Set exercise: Images are excluded; otherwise, output every record exactly.

● ● ● ● ●

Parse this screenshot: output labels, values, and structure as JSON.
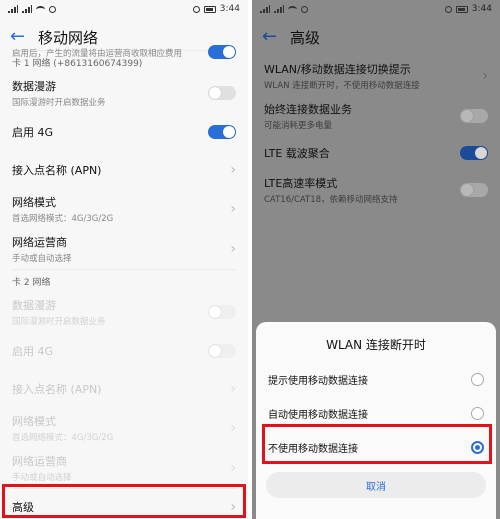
{
  "left": {
    "status": {
      "time": "3:44"
    },
    "title": "移动网络",
    "top_partial_desc": "启用后，产生的流量将由运营商收取相应费用",
    "card1_header": "卡 1 网络 (+8613160674399)",
    "card1_items": [
      {
        "label": "数据漫游",
        "desc": "国际漫游时开启数据业务",
        "control": "toggle",
        "on": false
      },
      {
        "label": "启用 4G",
        "desc": "",
        "control": "toggle",
        "on": true
      },
      {
        "label": "接入点名称 (APN)",
        "desc": "",
        "control": "chevron"
      },
      {
        "label": "网络模式",
        "desc": "首选网络模式：4G/3G/2G",
        "control": "chevron"
      },
      {
        "label": "网络运营商",
        "desc": "手动或自动选择",
        "control": "chevron"
      }
    ],
    "card2_header": "卡 2 网络",
    "card2_items": [
      {
        "label": "数据漫游",
        "desc": "国际漫游时开启数据业务",
        "control": "toggle",
        "on": false
      },
      {
        "label": "启用 4G",
        "desc": "",
        "control": "toggle",
        "on": false
      },
      {
        "label": "接入点名称 (APN)",
        "desc": "",
        "control": "chevron"
      },
      {
        "label": "网络模式",
        "desc": "首选网络模式：4G/3G/2G",
        "control": "chevron"
      },
      {
        "label": "网络运营商",
        "desc": "手动或自动选择",
        "control": "chevron"
      }
    ],
    "advanced_label": "高级"
  },
  "right": {
    "status": {
      "time": "3:44"
    },
    "title": "高级",
    "items": [
      {
        "label": "WLAN/移动数据连接切换提示",
        "desc": "WLAN 连接断开时，不使用移动数据连接",
        "control": "chevron"
      },
      {
        "label": "始终连接数据业务",
        "desc": "可能消耗更多电量",
        "control": "toggle",
        "on": false
      },
      {
        "label": "LTE 载波聚合",
        "desc": "",
        "control": "toggle",
        "on": true
      },
      {
        "label": "LTE高速率模式",
        "desc": "CAT16/CAT18，依赖移动网络支持",
        "control": "toggle",
        "on": false
      }
    ],
    "dialog": {
      "title": "WLAN 连接断开时",
      "options": [
        {
          "label": "提示使用移动数据连接",
          "selected": false
        },
        {
          "label": "自动使用移动数据连接",
          "selected": false
        },
        {
          "label": "不使用移动数据连接",
          "selected": true
        }
      ],
      "cancel": "取消"
    }
  },
  "colors": {
    "accent": "#2a6fd8",
    "highlight": "#e0121c"
  }
}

● ● ● ● ●

The solution:
Parse this screenshot: output labels, values, and structure as JSON.
{
  "left": {
    "status": {
      "time": "3:44"
    },
    "title": "移动网络",
    "top_partial_desc": "启用后，产生的流量将由运营商收取相应费用",
    "card1_header": "卡 1 网络 (+8613160674399)",
    "card1_items": [
      {
        "label": "数据漫游",
        "desc": "国际漫游时开启数据业务",
        "control": "toggle",
        "on": false
      },
      {
        "label": "启用 4G",
        "desc": "",
        "control": "toggle",
        "on": true
      },
      {
        "label": "接入点名称 (APN)",
        "desc": "",
        "control": "chevron"
      },
      {
        "label": "网络模式",
        "desc": "首选网络模式：4G/3G/2G",
        "control": "chevron"
      },
      {
        "label": "网络运营商",
        "desc": "手动或自动选择",
        "control": "chevron"
      }
    ],
    "card2_header": "卡 2 网络",
    "card2_items": [
      {
        "label": "数据漫游",
        "desc": "国际漫游时开启数据业务",
        "control": "toggle",
        "on": false
      },
      {
        "label": "启用 4G",
        "desc": "",
        "control": "toggle",
        "on": false
      },
      {
        "label": "接入点名称 (APN)",
        "desc": "",
        "control": "chevron"
      },
      {
        "label": "网络模式",
        "desc": "首选网络模式：4G/3G/2G",
        "control": "chevron"
      },
      {
        "label": "网络运营商",
        "desc": "手动或自动选择",
        "control": "chevron"
      }
    ],
    "advanced_label": "高级"
  },
  "right": {
    "status": {
      "time": "3:44"
    },
    "title": "高级",
    "items": [
      {
        "label": "WLAN/移动数据连接切换提示",
        "desc": "WLAN 连接断开时，不使用移动数据连接",
        "control": "chevron"
      },
      {
        "label": "始终连接数据业务",
        "desc": "可能消耗更多电量",
        "control": "toggle",
        "on": false
      },
      {
        "label": "LTE 载波聚合",
        "desc": "",
        "control": "toggle",
        "on": true
      },
      {
        "label": "LTE高速率模式",
        "desc": "CAT16/CAT18，依赖移动网络支持",
        "control": "toggle",
        "on": false
      }
    ],
    "dialog": {
      "title": "WLAN 连接断开时",
      "options": [
        {
          "label": "提示使用移动数据连接",
          "selected": false
        },
        {
          "label": "自动使用移动数据连接",
          "selected": false
        },
        {
          "label": "不使用移动数据连接",
          "selected": true
        }
      ],
      "cancel": "取消"
    }
  },
  "colors": {
    "accent": "#2a6fd8",
    "highlight": "#e0121c"
  }
}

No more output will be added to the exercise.